→ **GIVEN EXERCISE**
Images excluded, repeat each entry below exactly.

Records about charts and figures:
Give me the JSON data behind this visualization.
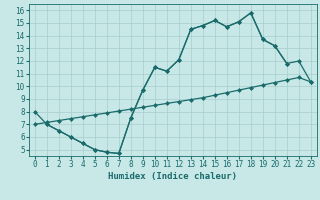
{
  "xlabel": "Humidex (Indice chaleur)",
  "xlim": [
    -0.5,
    23.5
  ],
  "ylim": [
    4.5,
    16.5
  ],
  "xticks": [
    0,
    1,
    2,
    3,
    4,
    5,
    6,
    7,
    8,
    9,
    10,
    11,
    12,
    13,
    14,
    15,
    16,
    17,
    18,
    19,
    20,
    21,
    22,
    23
  ],
  "yticks": [
    5,
    6,
    7,
    8,
    9,
    10,
    11,
    12,
    13,
    14,
    15,
    16
  ],
  "bg_color": "#c8e8e8",
  "grid_color": "#a8cccc",
  "line_color": "#1a6b6b",
  "line1_x": [
    0,
    1,
    2,
    3,
    4,
    5,
    6,
    7,
    8,
    9,
    10,
    11,
    12,
    13,
    14,
    15,
    16,
    17,
    18,
    19,
    20,
    21
  ],
  "line1_y": [
    8.0,
    7.0,
    6.5,
    6.0,
    5.5,
    5.0,
    4.8,
    4.7,
    7.5,
    9.7,
    11.5,
    11.2,
    12.1,
    14.5,
    14.8,
    15.2,
    14.7,
    15.1,
    15.8,
    13.7,
    13.2,
    11.8
  ],
  "line2_x": [
    0,
    1,
    2,
    3,
    4,
    5,
    6,
    7,
    8,
    9,
    10,
    11,
    12,
    13,
    14,
    15,
    16,
    17,
    18,
    19,
    20,
    21,
    22,
    23
  ],
  "line2_y": [
    7.0,
    7.15,
    7.3,
    7.45,
    7.6,
    7.75,
    7.9,
    8.05,
    8.2,
    8.35,
    8.5,
    8.65,
    8.8,
    8.95,
    9.1,
    9.3,
    9.5,
    9.7,
    9.9,
    10.1,
    10.3,
    10.5,
    10.7,
    10.35
  ],
  "line3_x": [
    1,
    2,
    3,
    4,
    5,
    6,
    7,
    8,
    9,
    10,
    11,
    12,
    13,
    14,
    15,
    16,
    17,
    18,
    19,
    20,
    21,
    22,
    23
  ],
  "line3_y": [
    7.0,
    6.5,
    6.0,
    5.5,
    5.0,
    4.8,
    4.7,
    7.5,
    9.7,
    11.5,
    11.2,
    12.1,
    14.5,
    14.8,
    15.2,
    14.7,
    15.1,
    15.8,
    13.7,
    13.2,
    11.8,
    12.0,
    10.35
  ]
}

→ **RIGHT ANSWER**
Give me the JSON data behind this visualization.
{
  "xlabel": "Humidex (Indice chaleur)",
  "xlim": [
    -0.5,
    23.5
  ],
  "ylim": [
    4.5,
    16.5
  ],
  "xticks": [
    0,
    1,
    2,
    3,
    4,
    5,
    6,
    7,
    8,
    9,
    10,
    11,
    12,
    13,
    14,
    15,
    16,
    17,
    18,
    19,
    20,
    21,
    22,
    23
  ],
  "yticks": [
    5,
    6,
    7,
    8,
    9,
    10,
    11,
    12,
    13,
    14,
    15,
    16
  ],
  "bg_color": "#c8e8e8",
  "grid_color": "#a8cccc",
  "line_color": "#1a6b6b",
  "line1_x": [
    0,
    1,
    2,
    3,
    4,
    5,
    6,
    7,
    8,
    9,
    10,
    11,
    12,
    13,
    14,
    15,
    16,
    17,
    18,
    19,
    20,
    21
  ],
  "line1_y": [
    8.0,
    7.0,
    6.5,
    6.0,
    5.5,
    5.0,
    4.8,
    4.7,
    7.5,
    9.7,
    11.5,
    11.2,
    12.1,
    14.5,
    14.8,
    15.2,
    14.7,
    15.1,
    15.8,
    13.7,
    13.2,
    11.8
  ],
  "line2_x": [
    0,
    1,
    2,
    3,
    4,
    5,
    6,
    7,
    8,
    9,
    10,
    11,
    12,
    13,
    14,
    15,
    16,
    17,
    18,
    19,
    20,
    21,
    22,
    23
  ],
  "line2_y": [
    7.0,
    7.15,
    7.3,
    7.45,
    7.6,
    7.75,
    7.9,
    8.05,
    8.2,
    8.35,
    8.5,
    8.65,
    8.8,
    8.95,
    9.1,
    9.3,
    9.5,
    9.7,
    9.9,
    10.1,
    10.3,
    10.5,
    10.7,
    10.35
  ],
  "line3_x": [
    1,
    2,
    3,
    4,
    5,
    6,
    7,
    8,
    9,
    10,
    11,
    12,
    13,
    14,
    15,
    16,
    17,
    18,
    19,
    20,
    21,
    22,
    23
  ],
  "line3_y": [
    7.0,
    6.5,
    6.0,
    5.5,
    5.0,
    4.8,
    4.7,
    7.5,
    9.7,
    11.5,
    11.2,
    12.1,
    14.5,
    14.8,
    15.2,
    14.7,
    15.1,
    15.8,
    13.7,
    13.2,
    11.8,
    12.0,
    10.35
  ]
}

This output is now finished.